> **Written instruction**: Every line below is to be quoted exactly, with nothing added or dropped.

^^^^^^^^

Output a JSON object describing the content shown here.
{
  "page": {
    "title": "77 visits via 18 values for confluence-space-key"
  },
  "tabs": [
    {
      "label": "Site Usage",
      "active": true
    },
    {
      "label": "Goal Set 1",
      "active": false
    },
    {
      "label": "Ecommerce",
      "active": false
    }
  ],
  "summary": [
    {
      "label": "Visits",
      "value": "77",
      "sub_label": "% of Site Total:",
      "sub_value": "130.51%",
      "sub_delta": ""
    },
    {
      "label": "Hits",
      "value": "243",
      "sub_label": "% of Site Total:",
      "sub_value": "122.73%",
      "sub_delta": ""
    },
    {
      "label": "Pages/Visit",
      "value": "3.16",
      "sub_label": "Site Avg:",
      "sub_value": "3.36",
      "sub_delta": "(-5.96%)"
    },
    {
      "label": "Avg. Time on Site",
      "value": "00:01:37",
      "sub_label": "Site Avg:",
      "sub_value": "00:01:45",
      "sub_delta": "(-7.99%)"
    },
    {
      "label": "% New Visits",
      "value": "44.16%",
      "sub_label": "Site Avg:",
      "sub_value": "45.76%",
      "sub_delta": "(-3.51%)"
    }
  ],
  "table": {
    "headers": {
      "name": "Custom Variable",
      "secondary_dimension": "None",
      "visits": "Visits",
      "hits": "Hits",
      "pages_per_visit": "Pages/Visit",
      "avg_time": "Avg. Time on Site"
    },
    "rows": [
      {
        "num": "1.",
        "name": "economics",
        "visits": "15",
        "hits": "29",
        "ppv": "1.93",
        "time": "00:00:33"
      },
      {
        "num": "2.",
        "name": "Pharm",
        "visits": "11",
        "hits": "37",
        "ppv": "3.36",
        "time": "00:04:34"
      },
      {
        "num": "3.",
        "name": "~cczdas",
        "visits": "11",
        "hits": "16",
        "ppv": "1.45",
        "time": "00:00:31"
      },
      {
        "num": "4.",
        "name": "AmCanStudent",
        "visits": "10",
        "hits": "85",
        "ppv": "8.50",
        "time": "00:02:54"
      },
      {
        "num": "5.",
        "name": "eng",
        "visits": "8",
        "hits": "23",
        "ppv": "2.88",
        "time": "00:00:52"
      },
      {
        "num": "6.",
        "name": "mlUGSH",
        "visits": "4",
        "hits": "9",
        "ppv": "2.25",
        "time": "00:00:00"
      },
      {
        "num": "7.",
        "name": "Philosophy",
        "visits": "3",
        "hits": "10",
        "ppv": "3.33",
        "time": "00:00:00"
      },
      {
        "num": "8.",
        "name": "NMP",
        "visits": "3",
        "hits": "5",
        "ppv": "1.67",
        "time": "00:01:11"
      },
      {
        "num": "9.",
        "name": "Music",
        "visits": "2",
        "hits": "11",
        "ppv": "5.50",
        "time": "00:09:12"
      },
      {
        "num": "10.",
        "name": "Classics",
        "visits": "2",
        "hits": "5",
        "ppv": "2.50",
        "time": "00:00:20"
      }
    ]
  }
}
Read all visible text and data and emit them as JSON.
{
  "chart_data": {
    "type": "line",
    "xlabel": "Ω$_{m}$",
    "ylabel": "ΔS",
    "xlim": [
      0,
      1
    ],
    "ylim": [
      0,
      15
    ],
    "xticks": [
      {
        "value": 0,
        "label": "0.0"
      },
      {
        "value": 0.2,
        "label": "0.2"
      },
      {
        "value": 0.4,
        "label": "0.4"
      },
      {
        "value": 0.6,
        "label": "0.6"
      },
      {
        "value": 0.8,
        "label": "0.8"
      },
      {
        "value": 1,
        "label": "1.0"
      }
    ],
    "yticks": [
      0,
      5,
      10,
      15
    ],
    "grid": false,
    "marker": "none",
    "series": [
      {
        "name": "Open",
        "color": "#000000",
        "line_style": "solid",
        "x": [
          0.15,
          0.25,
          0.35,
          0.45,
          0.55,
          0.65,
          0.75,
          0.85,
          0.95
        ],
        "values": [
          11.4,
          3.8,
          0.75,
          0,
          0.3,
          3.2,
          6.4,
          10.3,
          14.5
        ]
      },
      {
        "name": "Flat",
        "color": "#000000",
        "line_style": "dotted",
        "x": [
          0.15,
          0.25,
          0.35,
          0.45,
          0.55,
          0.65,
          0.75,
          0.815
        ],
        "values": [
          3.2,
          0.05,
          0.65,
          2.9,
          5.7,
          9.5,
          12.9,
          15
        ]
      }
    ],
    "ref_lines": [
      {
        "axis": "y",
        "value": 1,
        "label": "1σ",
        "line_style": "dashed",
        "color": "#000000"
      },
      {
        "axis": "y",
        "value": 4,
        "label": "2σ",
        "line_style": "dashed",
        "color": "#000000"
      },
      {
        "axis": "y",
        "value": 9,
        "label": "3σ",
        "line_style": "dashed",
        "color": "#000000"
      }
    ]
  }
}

^^^^^^^^

> **Finished exercise**:
Output a JSON object describing the content shown here.
{
  "page": {
    "title": "77 visits via 18 values for confluence-space-key"
  },
  "tabs": [
    {
      "label": "Site Usage",
      "active": true
    },
    {
      "label": "Goal Set 1",
      "active": false
    },
    {
      "label": "Ecommerce",
      "active": false
    }
  ],
  "summary": [
    {
      "label": "Visits",
      "value": "77",
      "sub_label": "% of Site Total:",
      "sub_value": "130.51%",
      "sub_delta": ""
    },
    {
      "label": "Hits",
      "value": "243",
      "sub_label": "% of Site Total:",
      "sub_value": "122.73%",
      "sub_delta": ""
    },
    {
      "label": "Pages/Visit",
      "value": "3.16",
      "sub_label": "Site Avg:",
      "sub_value": "3.36",
      "sub_delta": "(-5.96%)"
    },
    {
      "label": "Avg. Time on Site",
      "value": "00:01:37",
      "sub_label": "Site Avg:",
      "sub_value": "00:01:45",
      "sub_delta": "(-7.99%)"
    },
    {
      "label": "% New Visits",
      "value": "44.16%",
      "sub_label": "Site Avg:",
      "sub_value": "45.76%",
      "sub_delta": "(-3.51%)"
    }
  ],
  "table": {
    "headers": {
      "name": "Custom Variable",
      "secondary_dimension": "None",
      "visits": "Visits",
      "hits": "Hits",
      "pages_per_visit": "Pages/Visit",
      "avg_time": "Avg. Time on Site"
    },
    "rows": [
      {
        "num": "1.",
        "name": "economics",
        "visits": "15",
        "hits": "29",
        "ppv": "1.93",
        "time": "00:00:33"
      },
      {
        "num": "2.",
        "name": "Pharm",
        "visits": "11",
        "hits": "37",
        "ppv": "3.36",
        "time": "00:04:34"
      },
      {
        "num": "3.",
        "name": "~cczdas",
        "visits": "11",
        "hits": "16",
        "ppv": "1.45",
        "time": "00:00:31"
      },
      {
        "num": "4.",
        "name": "AmCanStudent",
        "visits": "10",
        "hits": "85",
        "ppv": "8.50",
        "time": "00:02:54"
      },
      {
        "num": "5.",
        "name": "eng",
        "visits": "8",
        "hits": "23",
        "ppv": "2.88",
        "time": "00:00:52"
      },
      {
        "num": "6.",
        "name": "mlUGSH",
        "visits": "4",
        "hits": "9",
        "ppv": "2.25",
        "time": "00:00:00"
      },
      {
        "num": "7.",
        "name": "Philosophy",
        "visits": "3",
        "hits": "10",
        "ppv": "3.33",
        "time": "00:00:00"
      },
      {
        "num": "8.",
        "name": "NMP",
        "visits": "3",
        "hits": "5",
        "ppv": "1.67",
        "time": "00:01:11"
      },
      {
        "num": "9.",
        "name": "Music",
        "visits": "2",
        "hits": "11",
        "ppv": "5.50",
        "time": "00:09:12"
      },
      {
        "num": "10.",
        "name": "Classics",
        "visits": "2",
        "hits": "5",
        "ppv": "2.50",
        "time": "00:00:20"
      }
    ]
  }
}
Read all visible text and data and emit them as JSON.
{
  "chart_data": {
    "type": "line",
    "xlabel": "Ω$_{m}$",
    "ylabel": "ΔS",
    "xlim": [
      0,
      1
    ],
    "ylim": [
      0,
      15
    ],
    "xticks": [
      {
        "value": 0,
        "label": "0.0"
      },
      {
        "value": 0.2,
        "label": "0.2"
      },
      {
        "value": 0.4,
        "label": "0.4"
      },
      {
        "value": 0.6,
        "label": "0.6"
      },
      {
        "value": 0.8,
        "label": "0.8"
      },
      {
        "value": 1,
        "label": "1.0"
      }
    ],
    "yticks": [
      0,
      5,
      10,
      15
    ],
    "grid": false,
    "marker": "none",
    "series": [
      {
        "name": "Open",
        "color": "#000000",
        "line_style": "solid",
        "x": [
          0.15,
          0.25,
          0.35,
          0.45,
          0.55,
          0.65,
          0.75,
          0.85,
          0.95
        ],
        "values": [
          11.4,
          3.8,
          0.75,
          0,
          0.3,
          3.2,
          6.4,
          10.3,
          14.5
        ]
      },
      {
        "name": "Flat",
        "color": "#000000",
        "line_style": "dotted",
        "x": [
          0.15,
          0.25,
          0.35,
          0.45,
          0.55,
          0.65,
          0.75,
          0.815
        ],
        "values": [
          3.2,
          0.05,
          0.65,
          2.9,
          5.7,
          9.5,
          12.9,
          15
        ]
      }
    ],
    "ref_lines": [
      {
        "axis": "y",
        "value": 1,
        "label": "1σ",
        "line_style": "dashed",
        "color": "#000000"
      },
      {
        "axis": "y",
        "value": 4,
        "label": "2σ",
        "line_style": "dashed",
        "color": "#000000"
      },
      {
        "axis": "y",
        "value": 9,
        "label": "3σ",
        "line_style": "dashed",
        "color": "#000000"
      }
    ]
  }
}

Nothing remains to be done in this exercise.